▶ _INSTRUCTIONS TO FOLLOW_: Copy out the listing in full, exactly as written, but not its pictures.

--- BEGIN RAW RECORDS ---

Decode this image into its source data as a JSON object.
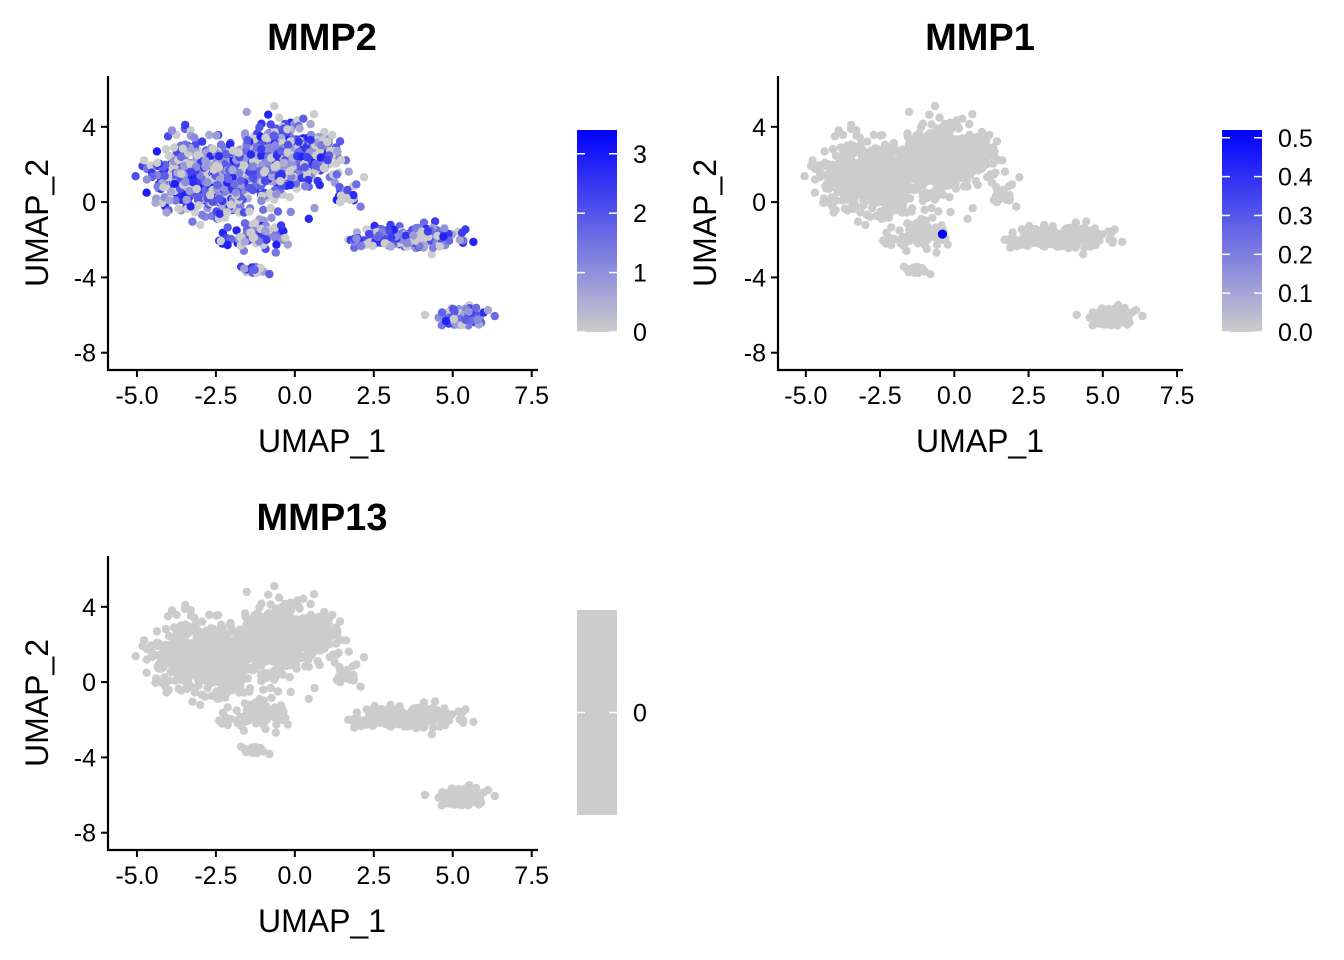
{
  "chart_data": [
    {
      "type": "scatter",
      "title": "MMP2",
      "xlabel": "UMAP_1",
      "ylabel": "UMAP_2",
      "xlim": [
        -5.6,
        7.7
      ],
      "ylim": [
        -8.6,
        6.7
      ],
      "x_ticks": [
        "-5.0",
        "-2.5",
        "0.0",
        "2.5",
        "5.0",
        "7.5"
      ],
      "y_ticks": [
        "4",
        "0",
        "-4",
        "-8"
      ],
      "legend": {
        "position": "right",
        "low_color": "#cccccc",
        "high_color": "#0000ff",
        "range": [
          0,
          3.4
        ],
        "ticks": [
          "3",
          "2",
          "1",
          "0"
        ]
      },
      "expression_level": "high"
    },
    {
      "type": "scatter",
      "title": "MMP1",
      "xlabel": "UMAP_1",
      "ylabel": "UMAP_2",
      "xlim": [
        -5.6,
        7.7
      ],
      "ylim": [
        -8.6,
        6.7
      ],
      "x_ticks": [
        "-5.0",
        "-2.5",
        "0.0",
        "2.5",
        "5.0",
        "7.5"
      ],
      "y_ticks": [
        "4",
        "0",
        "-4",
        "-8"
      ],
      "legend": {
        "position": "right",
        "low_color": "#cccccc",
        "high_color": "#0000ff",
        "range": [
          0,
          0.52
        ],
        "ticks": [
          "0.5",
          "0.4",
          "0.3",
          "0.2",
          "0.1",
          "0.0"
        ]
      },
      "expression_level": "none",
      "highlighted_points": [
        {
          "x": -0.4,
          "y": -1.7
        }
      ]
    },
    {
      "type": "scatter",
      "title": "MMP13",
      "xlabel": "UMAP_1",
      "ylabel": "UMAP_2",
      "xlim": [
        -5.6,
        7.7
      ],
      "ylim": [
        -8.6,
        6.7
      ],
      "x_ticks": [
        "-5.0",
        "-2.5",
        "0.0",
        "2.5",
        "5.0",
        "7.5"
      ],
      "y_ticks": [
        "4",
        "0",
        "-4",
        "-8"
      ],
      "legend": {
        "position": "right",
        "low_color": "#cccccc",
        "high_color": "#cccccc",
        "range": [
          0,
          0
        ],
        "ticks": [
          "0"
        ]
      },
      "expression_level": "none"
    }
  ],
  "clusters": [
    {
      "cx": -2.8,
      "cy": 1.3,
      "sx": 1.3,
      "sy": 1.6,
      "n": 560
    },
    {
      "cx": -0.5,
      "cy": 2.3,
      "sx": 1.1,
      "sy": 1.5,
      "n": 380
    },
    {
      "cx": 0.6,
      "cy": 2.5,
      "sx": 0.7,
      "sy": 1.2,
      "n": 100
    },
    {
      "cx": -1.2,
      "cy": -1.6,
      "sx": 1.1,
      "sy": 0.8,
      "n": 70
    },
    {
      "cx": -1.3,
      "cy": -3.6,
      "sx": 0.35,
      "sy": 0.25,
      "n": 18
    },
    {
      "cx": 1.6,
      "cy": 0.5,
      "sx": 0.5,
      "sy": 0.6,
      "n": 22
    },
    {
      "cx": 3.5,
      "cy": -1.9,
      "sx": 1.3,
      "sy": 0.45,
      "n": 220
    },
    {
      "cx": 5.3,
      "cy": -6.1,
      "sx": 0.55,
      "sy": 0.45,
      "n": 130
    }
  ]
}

--- END RAW RECORDS ---

▶ _WORKED ANSWER_:
Decode this image into its source data as a JSON object.
{
  "chart_data": [
    {
      "type": "scatter",
      "title": "MMP2",
      "xlabel": "UMAP_1",
      "ylabel": "UMAP_2",
      "xlim": [
        -5.6,
        7.7
      ],
      "ylim": [
        -8.6,
        6.7
      ],
      "x_ticks": [
        "-5.0",
        "-2.5",
        "0.0",
        "2.5",
        "5.0",
        "7.5"
      ],
      "y_ticks": [
        "4",
        "0",
        "-4",
        "-8"
      ],
      "legend": {
        "position": "right",
        "low_color": "#cccccc",
        "high_color": "#0000ff",
        "range": [
          0,
          3.4
        ],
        "ticks": [
          "3",
          "2",
          "1",
          "0"
        ]
      },
      "expression_level": "high"
    },
    {
      "type": "scatter",
      "title": "MMP1",
      "xlabel": "UMAP_1",
      "ylabel": "UMAP_2",
      "xlim": [
        -5.6,
        7.7
      ],
      "ylim": [
        -8.6,
        6.7
      ],
      "x_ticks": [
        "-5.0",
        "-2.5",
        "0.0",
        "2.5",
        "5.0",
        "7.5"
      ],
      "y_ticks": [
        "4",
        "0",
        "-4",
        "-8"
      ],
      "legend": {
        "position": "right",
        "low_color": "#cccccc",
        "high_color": "#0000ff",
        "range": [
          0,
          0.52
        ],
        "ticks": [
          "0.5",
          "0.4",
          "0.3",
          "0.2",
          "0.1",
          "0.0"
        ]
      },
      "expression_level": "none",
      "highlighted_points": [
        {
          "x": -0.4,
          "y": -1.7
        }
      ]
    },
    {
      "type": "scatter",
      "title": "MMP13",
      "xlabel": "UMAP_1",
      "ylabel": "UMAP_2",
      "xlim": [
        -5.6,
        7.7
      ],
      "ylim": [
        -8.6,
        6.7
      ],
      "x_ticks": [
        "-5.0",
        "-2.5",
        "0.0",
        "2.5",
        "5.0",
        "7.5"
      ],
      "y_ticks": [
        "4",
        "0",
        "-4",
        "-8"
      ],
      "legend": {
        "position": "right",
        "low_color": "#cccccc",
        "high_color": "#cccccc",
        "range": [
          0,
          0
        ],
        "ticks": [
          "0"
        ]
      },
      "expression_level": "none"
    }
  ],
  "clusters": [
    {
      "cx": -2.8,
      "cy": 1.3,
      "sx": 1.3,
      "sy": 1.6,
      "n": 560
    },
    {
      "cx": -0.5,
      "cy": 2.3,
      "sx": 1.1,
      "sy": 1.5,
      "n": 380
    },
    {
      "cx": 0.6,
      "cy": 2.5,
      "sx": 0.7,
      "sy": 1.2,
      "n": 100
    },
    {
      "cx": -1.2,
      "cy": -1.6,
      "sx": 1.1,
      "sy": 0.8,
      "n": 70
    },
    {
      "cx": -1.3,
      "cy": -3.6,
      "sx": 0.35,
      "sy": 0.25,
      "n": 18
    },
    {
      "cx": 1.6,
      "cy": 0.5,
      "sx": 0.5,
      "sy": 0.6,
      "n": 22
    },
    {
      "cx": 3.5,
      "cy": -1.9,
      "sx": 1.3,
      "sy": 0.45,
      "n": 220
    },
    {
      "cx": 5.3,
      "cy": -6.1,
      "sx": 0.55,
      "sy": 0.45,
      "n": 130
    }
  ]
}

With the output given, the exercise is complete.